START Information supplied
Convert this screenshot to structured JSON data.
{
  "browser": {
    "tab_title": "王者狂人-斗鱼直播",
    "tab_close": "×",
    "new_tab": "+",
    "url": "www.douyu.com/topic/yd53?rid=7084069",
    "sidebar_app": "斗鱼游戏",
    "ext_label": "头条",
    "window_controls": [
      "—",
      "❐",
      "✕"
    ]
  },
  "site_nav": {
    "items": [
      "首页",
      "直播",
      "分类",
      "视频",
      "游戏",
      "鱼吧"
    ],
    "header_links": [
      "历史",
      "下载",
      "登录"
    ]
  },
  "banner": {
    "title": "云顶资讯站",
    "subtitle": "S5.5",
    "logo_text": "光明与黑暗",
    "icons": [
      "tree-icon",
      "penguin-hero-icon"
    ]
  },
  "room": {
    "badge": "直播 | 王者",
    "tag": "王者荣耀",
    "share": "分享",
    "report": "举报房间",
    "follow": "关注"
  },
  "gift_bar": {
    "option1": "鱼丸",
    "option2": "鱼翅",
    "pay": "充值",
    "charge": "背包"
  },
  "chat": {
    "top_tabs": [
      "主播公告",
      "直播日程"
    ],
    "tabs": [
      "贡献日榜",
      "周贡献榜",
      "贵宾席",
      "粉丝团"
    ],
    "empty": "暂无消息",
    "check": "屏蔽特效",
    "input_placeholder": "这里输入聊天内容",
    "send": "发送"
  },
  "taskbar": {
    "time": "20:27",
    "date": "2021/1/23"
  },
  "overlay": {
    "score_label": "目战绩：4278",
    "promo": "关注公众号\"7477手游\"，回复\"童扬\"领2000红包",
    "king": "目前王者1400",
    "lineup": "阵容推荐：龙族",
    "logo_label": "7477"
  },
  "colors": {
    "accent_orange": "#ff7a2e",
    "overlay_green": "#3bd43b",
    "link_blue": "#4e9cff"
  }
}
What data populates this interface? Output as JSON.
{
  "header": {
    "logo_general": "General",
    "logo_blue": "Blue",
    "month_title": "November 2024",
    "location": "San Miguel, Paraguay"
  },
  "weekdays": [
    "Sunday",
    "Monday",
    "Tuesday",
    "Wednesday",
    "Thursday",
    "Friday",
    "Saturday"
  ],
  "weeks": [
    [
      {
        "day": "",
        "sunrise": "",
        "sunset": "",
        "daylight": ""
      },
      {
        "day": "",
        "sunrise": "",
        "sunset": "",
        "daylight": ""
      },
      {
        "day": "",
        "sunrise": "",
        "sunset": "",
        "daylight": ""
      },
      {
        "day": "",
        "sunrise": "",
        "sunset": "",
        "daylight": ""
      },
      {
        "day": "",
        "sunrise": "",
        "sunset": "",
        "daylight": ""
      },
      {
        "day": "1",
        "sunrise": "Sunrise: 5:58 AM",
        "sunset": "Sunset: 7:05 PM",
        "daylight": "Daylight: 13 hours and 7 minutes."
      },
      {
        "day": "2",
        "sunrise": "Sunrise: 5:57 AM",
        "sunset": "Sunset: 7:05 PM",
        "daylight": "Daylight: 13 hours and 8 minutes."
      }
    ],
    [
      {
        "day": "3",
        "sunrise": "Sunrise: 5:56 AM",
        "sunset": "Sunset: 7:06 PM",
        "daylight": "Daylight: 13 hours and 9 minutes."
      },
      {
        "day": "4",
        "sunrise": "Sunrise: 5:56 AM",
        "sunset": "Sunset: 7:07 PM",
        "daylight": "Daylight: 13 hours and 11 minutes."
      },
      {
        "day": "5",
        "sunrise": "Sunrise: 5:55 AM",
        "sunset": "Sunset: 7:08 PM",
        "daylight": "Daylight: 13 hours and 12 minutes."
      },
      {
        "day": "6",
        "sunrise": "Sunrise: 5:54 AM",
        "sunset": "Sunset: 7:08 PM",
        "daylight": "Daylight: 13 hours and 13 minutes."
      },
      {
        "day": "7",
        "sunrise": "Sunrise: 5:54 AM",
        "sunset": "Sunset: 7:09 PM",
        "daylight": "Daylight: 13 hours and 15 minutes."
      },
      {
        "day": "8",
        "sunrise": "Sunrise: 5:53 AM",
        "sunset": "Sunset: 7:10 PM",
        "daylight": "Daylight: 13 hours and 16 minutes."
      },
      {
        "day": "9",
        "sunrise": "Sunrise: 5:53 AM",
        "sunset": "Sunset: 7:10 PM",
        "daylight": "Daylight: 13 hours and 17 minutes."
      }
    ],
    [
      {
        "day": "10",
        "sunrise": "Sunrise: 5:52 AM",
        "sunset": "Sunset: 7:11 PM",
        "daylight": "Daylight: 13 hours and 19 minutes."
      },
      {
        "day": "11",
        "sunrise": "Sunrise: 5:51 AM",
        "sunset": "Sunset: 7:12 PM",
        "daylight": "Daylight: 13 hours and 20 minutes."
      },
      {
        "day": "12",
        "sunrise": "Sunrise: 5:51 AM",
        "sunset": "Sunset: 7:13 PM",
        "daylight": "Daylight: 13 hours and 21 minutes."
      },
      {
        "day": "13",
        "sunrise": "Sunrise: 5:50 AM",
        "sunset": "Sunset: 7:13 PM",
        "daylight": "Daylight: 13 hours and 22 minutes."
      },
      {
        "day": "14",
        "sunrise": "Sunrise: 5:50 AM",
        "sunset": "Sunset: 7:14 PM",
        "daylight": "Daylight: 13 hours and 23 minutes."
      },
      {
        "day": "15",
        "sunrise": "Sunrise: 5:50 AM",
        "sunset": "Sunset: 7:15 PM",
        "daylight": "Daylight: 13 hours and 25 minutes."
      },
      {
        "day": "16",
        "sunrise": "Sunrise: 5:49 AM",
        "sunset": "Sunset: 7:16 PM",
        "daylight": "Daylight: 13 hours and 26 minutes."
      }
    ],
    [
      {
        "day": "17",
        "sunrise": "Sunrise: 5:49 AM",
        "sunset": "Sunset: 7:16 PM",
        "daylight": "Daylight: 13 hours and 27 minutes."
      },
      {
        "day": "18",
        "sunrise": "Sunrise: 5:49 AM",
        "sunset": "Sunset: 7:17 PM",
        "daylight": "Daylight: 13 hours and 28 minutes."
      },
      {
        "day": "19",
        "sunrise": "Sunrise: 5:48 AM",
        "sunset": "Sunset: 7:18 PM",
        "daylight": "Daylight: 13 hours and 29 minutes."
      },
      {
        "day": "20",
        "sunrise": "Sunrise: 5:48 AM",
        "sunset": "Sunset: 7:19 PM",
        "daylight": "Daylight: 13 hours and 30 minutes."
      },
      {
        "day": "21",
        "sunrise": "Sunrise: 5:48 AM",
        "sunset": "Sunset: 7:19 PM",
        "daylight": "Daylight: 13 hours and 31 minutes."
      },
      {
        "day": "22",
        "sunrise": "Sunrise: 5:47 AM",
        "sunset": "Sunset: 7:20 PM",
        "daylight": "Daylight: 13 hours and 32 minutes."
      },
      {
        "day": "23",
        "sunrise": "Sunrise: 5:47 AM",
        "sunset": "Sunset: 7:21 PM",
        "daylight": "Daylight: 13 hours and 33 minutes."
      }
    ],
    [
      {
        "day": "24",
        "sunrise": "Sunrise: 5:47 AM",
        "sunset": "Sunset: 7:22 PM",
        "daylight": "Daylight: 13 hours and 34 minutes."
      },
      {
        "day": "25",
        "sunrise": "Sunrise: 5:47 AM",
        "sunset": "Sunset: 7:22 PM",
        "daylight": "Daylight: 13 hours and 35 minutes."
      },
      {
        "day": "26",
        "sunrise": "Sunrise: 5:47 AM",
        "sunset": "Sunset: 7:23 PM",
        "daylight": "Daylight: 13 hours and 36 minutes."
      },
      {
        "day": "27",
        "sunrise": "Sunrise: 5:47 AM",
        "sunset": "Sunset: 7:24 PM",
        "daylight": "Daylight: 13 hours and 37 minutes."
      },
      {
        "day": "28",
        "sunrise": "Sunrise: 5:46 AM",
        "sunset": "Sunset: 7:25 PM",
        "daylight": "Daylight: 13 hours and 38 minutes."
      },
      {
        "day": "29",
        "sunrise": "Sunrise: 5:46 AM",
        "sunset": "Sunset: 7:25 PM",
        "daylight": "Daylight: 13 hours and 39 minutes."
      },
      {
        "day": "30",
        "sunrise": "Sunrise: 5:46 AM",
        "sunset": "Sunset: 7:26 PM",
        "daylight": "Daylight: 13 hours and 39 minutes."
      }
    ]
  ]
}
END Information supplied
What you should do
The answer is a single number: how many lines include the word "data"?

Written solution
2